■ **Aim of the exercise**: Copy each line of the listing below exactly.

■ **Extracted information**:

::::::

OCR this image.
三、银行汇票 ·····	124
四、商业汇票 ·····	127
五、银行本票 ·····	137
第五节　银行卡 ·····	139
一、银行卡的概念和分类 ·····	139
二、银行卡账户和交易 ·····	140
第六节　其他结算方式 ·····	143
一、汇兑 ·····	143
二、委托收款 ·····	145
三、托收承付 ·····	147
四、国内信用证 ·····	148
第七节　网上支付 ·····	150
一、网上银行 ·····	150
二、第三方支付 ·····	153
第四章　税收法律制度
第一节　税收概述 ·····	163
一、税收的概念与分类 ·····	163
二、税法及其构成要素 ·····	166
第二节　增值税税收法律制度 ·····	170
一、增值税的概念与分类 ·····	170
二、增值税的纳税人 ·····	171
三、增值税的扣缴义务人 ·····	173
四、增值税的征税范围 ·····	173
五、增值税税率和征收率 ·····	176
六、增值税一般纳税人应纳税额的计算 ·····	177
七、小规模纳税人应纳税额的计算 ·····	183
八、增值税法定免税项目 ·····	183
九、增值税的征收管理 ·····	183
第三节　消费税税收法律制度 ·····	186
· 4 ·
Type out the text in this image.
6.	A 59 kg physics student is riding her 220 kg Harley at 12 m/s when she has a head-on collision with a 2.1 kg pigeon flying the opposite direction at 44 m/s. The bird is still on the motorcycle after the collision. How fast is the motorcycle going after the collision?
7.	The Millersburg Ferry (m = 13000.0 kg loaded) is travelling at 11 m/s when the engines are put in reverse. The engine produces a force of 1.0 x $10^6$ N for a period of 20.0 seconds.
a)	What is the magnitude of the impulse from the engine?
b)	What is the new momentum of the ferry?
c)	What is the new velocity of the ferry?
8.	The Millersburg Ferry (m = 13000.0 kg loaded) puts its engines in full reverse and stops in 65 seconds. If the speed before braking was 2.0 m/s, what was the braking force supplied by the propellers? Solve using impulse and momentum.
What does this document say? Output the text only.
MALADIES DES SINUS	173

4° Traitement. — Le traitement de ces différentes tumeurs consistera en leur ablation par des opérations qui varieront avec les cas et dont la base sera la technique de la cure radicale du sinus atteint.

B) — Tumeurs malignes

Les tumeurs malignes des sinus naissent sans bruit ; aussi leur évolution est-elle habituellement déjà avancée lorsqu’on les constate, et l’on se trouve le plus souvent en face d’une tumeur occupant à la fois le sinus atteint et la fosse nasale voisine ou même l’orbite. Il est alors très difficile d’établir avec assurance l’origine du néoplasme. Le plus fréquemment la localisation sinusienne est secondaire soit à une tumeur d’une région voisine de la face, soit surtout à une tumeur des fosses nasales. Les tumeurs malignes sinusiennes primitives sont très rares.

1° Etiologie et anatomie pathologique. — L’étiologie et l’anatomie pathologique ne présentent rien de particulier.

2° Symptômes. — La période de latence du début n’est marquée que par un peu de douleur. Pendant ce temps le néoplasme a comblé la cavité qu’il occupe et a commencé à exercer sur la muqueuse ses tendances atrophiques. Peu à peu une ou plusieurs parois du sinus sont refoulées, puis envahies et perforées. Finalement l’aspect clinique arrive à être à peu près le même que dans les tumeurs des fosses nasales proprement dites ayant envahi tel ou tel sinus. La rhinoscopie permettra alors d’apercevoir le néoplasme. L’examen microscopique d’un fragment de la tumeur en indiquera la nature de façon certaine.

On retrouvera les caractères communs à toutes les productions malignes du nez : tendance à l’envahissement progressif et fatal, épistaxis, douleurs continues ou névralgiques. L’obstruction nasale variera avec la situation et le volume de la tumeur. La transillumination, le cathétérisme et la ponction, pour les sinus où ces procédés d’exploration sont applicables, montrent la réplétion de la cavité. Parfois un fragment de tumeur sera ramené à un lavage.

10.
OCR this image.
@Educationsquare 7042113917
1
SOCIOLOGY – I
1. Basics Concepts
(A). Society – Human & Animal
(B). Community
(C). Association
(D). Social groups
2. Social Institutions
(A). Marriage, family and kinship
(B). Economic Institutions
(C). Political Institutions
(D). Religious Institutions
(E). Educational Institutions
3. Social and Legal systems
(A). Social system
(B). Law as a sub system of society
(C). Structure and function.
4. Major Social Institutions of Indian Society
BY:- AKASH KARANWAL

::::::

■ **Right answer**:
OCR this image.
三、银行汇票 ·····	124
四、商业汇票 ·····	127
五、银行本票 ·····	137
第五节　银行卡 ·····	139
一、银行卡的概念和分类 ·····	139
二、银行卡账户和交易 ·····	140
第六节　其他结算方式 ·····	143
一、汇兑 ·····	143
二、委托收款 ·····	145
三、托收承付 ·····	147
四、国内信用证 ·····	148
第七节　网上支付 ·····	150
一、网上银行 ·····	150
二、第三方支付 ·····	153
第四章　税收法律制度
第一节　税收概述 ·····	163
一、税收的概念与分类 ·····	163
二、税法及其构成要素 ·····	166
第二节　增值税税收法律制度 ·····	170
一、增值税的概念与分类 ·····	170
二、增值税的纳税人 ·····	171
三、增值税的扣缴义务人 ·····	173
四、增值税的征税范围 ·····	173
五、增值税税率和征收率 ·····	176
六、增值税一般纳税人应纳税额的计算 ·····	177
七、小规模纳税人应纳税额的计算 ·····	183
八、增值税法定免税项目 ·····	183
九、增值税的征收管理 ·····	183
第三节　消费税税收法律制度 ·····	186
· 4 ·
Type out the text in this image.
6.	A 59 kg physics student is riding her 220 kg Harley at 12 m/s when she has a head-on collision with a 2.1 kg pigeon flying the opposite direction at 44 m/s. The bird is still on the motorcycle after the collision. How fast is the motorcycle going after the collision?
7.	The Millersburg Ferry (m = 13000.0 kg loaded) is travelling at 11 m/s when the engines are put in reverse. The engine produces a force of 1.0 x $10^6$ N for a period of 20.0 seconds.
a)	What is the magnitude of the impulse from the engine?
b)	What is the new momentum of the ferry?
c)	What is the new velocity of the ferry?
8.	The Millersburg Ferry (m = 13000.0 kg loaded) puts its engines in full reverse and stops in 65 seconds. If the speed before braking was 2.0 m/s, what was the braking force supplied by the propellers? Solve using impulse and momentum.
What does this document say? Output the text only.
MALADIES DES SINUS	173

4° Traitement. — Le traitement de ces différentes tumeurs consistera en leur ablation par des opérations qui varieront avec les cas et dont la base sera la technique de la cure radicale du sinus atteint.

B) — Tumeurs malignes

Les tumeurs malignes des sinus naissent sans bruit ; aussi leur évolution est-elle habituellement déjà avancée lorsqu’on les constate, et l’on se trouve le plus souvent en face d’une tumeur occupant à la fois le sinus atteint et la fosse nasale voisine ou même l’orbite. Il est alors très difficile d’établir avec assurance l’origine du néoplasme. Le plus fréquemment la localisation sinusienne est secondaire soit à une tumeur d’une région voisine de la face, soit surtout à une tumeur des fosses nasales. Les tumeurs malignes sinusiennes primitives sont très rares.

1° Etiologie et anatomie pathologique. — L’étiologie et l’anatomie pathologique ne présentent rien de particulier.

2° Symptômes. — La période de latence du début n’est marquée que par un peu de douleur. Pendant ce temps le néoplasme a comblé la cavité qu’il occupe et a commencé à exercer sur la muqueuse ses tendances atrophiques. Peu à peu une ou plusieurs parois du sinus sont refoulées, puis envahies et perforées. Finalement l’aspect clinique arrive à être à peu près le même que dans les tumeurs des fosses nasales proprement dites ayant envahi tel ou tel sinus. La rhinoscopie permettra alors d’apercevoir le néoplasme. L’examen microscopique d’un fragment de la tumeur en indiquera la nature de façon certaine.

On retrouvera les caractères communs à toutes les productions malignes du nez : tendance à l’envahissement progressif et fatal, épistaxis, douleurs continues ou névralgiques. L’obstruction nasale variera avec la situation et le volume de la tumeur. La transillumination, le cathétérisme et la ponction, pour les sinus où ces procédés d’exploration sont applicables, montrent la réplétion de la cavité. Parfois un fragment de tumeur sera ramené à un lavage.

10.
OCR this image.
@Educationsquare 7042113917
1
SOCIOLOGY – I
1. Basics Concepts
(A). Society – Human & Animal
(B). Community
(C). Association
(D). Social groups
2. Social Institutions
(A). Marriage, family and kinship
(B). Economic Institutions
(C). Political Institutions
(D). Religious Institutions
(E). Educational Institutions
3. Social and Legal systems
(A). Social system
(B). Law as a sub system of society
(C). Structure and function.
4. Major Social Institutions of Indian Society
BY:- AKASH KARANWAL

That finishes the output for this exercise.